#### [Problem details]
Records follow. Copy every line with "page".
--- Start of Data lines ---
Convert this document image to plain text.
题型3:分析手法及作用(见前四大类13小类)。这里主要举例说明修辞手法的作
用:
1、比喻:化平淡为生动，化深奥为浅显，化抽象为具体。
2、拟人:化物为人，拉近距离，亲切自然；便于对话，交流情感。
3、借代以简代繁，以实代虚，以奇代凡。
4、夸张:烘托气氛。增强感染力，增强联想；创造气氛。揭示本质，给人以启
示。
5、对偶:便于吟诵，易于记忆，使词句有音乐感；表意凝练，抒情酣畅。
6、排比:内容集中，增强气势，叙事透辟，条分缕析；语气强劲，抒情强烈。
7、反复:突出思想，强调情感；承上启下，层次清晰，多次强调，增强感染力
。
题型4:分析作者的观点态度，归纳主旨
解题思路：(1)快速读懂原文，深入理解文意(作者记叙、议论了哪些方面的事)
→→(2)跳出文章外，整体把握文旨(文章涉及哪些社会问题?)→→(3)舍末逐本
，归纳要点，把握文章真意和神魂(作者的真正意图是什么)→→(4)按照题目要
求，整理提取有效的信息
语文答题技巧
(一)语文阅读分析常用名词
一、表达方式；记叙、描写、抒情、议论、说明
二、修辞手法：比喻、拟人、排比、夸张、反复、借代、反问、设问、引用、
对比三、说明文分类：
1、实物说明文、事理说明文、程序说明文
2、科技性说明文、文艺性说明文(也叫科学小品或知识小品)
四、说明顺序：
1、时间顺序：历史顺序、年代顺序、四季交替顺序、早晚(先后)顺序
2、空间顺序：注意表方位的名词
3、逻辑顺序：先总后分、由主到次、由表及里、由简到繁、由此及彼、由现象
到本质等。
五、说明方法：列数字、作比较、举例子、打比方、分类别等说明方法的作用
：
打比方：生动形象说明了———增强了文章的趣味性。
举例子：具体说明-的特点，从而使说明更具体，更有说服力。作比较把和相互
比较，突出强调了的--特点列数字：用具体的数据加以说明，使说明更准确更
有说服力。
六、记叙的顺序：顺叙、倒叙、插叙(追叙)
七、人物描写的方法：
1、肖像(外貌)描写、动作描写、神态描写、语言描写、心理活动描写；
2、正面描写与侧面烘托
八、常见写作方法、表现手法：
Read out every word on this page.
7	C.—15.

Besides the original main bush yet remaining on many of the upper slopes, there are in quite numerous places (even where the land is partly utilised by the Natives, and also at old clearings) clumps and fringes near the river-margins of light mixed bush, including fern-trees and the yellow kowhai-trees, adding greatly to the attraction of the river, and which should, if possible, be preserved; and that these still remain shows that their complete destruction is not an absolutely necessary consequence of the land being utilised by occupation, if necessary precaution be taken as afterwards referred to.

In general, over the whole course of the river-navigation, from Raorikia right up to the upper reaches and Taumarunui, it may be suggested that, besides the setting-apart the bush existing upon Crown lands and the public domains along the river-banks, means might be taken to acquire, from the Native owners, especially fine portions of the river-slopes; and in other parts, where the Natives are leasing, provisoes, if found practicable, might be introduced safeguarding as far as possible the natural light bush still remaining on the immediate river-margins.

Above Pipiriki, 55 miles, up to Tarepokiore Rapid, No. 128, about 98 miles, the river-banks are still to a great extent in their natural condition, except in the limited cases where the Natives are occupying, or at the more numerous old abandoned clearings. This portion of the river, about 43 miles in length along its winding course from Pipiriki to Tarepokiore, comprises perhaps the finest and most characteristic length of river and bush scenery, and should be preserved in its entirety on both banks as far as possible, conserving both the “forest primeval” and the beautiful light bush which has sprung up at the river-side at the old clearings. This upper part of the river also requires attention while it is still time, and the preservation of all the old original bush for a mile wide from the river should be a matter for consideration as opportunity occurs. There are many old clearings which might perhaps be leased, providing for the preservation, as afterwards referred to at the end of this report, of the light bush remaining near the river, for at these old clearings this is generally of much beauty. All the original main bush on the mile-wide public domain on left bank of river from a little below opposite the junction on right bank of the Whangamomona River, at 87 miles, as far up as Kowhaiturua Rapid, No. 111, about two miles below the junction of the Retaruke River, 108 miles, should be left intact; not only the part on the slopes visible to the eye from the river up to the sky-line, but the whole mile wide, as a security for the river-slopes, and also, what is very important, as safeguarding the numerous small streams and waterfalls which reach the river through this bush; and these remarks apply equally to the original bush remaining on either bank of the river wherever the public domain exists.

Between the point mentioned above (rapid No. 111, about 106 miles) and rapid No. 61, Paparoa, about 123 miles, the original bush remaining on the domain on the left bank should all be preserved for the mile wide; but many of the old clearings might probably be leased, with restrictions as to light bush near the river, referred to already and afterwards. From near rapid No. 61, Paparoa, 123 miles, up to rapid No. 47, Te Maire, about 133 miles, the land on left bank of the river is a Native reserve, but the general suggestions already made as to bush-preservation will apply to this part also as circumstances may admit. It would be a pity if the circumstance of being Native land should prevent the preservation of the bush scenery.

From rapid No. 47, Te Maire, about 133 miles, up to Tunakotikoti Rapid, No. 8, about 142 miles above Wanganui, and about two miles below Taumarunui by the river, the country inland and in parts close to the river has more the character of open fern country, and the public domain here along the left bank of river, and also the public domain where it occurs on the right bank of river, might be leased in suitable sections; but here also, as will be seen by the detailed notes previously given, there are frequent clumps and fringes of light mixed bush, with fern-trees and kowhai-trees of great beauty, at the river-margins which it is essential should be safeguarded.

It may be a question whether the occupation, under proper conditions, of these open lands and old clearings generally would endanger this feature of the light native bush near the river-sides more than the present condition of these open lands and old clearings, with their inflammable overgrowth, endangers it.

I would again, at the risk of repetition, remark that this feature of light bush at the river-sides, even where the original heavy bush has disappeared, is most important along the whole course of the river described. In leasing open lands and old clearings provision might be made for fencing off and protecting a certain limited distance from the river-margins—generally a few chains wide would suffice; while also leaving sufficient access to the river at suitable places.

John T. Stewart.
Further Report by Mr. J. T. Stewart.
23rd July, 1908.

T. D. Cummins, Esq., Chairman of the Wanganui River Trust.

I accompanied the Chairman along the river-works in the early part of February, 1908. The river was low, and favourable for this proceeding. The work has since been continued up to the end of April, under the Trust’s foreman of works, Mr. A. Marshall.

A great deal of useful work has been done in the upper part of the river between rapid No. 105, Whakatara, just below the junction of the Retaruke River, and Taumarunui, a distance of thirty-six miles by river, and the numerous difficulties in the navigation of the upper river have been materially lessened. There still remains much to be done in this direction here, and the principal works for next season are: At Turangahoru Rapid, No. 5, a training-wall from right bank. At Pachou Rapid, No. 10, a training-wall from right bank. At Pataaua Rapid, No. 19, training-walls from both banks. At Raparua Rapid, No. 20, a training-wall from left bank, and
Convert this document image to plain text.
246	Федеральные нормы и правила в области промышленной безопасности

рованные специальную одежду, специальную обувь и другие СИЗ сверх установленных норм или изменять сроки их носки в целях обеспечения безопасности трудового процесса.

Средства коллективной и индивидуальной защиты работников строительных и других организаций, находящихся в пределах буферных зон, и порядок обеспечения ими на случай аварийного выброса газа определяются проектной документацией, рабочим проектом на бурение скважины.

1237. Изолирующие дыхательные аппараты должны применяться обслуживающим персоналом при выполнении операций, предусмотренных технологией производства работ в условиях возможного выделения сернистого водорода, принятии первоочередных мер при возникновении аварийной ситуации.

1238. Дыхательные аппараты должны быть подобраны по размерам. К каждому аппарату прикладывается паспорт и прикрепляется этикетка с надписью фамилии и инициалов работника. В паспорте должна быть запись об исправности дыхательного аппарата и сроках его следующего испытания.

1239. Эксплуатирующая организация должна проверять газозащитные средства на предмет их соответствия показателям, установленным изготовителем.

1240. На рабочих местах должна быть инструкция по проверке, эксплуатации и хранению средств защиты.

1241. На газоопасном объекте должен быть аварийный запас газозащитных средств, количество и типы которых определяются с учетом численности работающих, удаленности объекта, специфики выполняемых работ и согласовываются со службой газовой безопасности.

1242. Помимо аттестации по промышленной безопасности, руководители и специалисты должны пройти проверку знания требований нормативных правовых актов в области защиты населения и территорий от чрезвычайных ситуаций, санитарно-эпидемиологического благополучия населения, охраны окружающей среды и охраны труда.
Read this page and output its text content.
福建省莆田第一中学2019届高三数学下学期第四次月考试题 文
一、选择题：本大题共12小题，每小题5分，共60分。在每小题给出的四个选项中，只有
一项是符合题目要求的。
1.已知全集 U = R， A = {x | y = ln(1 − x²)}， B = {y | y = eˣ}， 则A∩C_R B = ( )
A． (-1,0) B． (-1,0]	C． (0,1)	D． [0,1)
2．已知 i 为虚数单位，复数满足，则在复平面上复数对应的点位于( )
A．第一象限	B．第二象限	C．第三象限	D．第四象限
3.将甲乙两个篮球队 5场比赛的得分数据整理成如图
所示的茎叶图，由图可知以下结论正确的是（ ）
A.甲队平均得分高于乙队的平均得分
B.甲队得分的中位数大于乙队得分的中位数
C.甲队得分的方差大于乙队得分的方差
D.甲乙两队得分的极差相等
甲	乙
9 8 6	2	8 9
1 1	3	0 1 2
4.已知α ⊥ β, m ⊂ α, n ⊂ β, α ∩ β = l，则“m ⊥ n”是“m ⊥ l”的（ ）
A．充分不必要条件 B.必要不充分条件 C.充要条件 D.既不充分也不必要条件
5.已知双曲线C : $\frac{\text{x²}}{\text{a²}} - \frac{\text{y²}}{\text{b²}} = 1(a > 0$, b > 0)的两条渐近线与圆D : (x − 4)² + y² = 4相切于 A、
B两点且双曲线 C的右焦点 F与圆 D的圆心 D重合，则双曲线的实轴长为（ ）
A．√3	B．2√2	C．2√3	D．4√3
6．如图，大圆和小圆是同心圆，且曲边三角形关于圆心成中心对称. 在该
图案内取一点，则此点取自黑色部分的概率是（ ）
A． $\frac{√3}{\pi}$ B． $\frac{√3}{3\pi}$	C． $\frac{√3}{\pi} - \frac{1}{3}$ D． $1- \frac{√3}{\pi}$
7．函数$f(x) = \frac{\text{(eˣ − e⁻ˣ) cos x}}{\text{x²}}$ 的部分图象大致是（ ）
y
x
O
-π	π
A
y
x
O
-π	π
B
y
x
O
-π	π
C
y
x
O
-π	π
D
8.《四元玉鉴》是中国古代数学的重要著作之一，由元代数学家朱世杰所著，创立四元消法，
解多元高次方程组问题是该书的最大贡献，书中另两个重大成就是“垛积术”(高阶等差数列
--- End of Data lines ---
#### [Full answer]
Read out every word on this page.
Read this page and output its text content.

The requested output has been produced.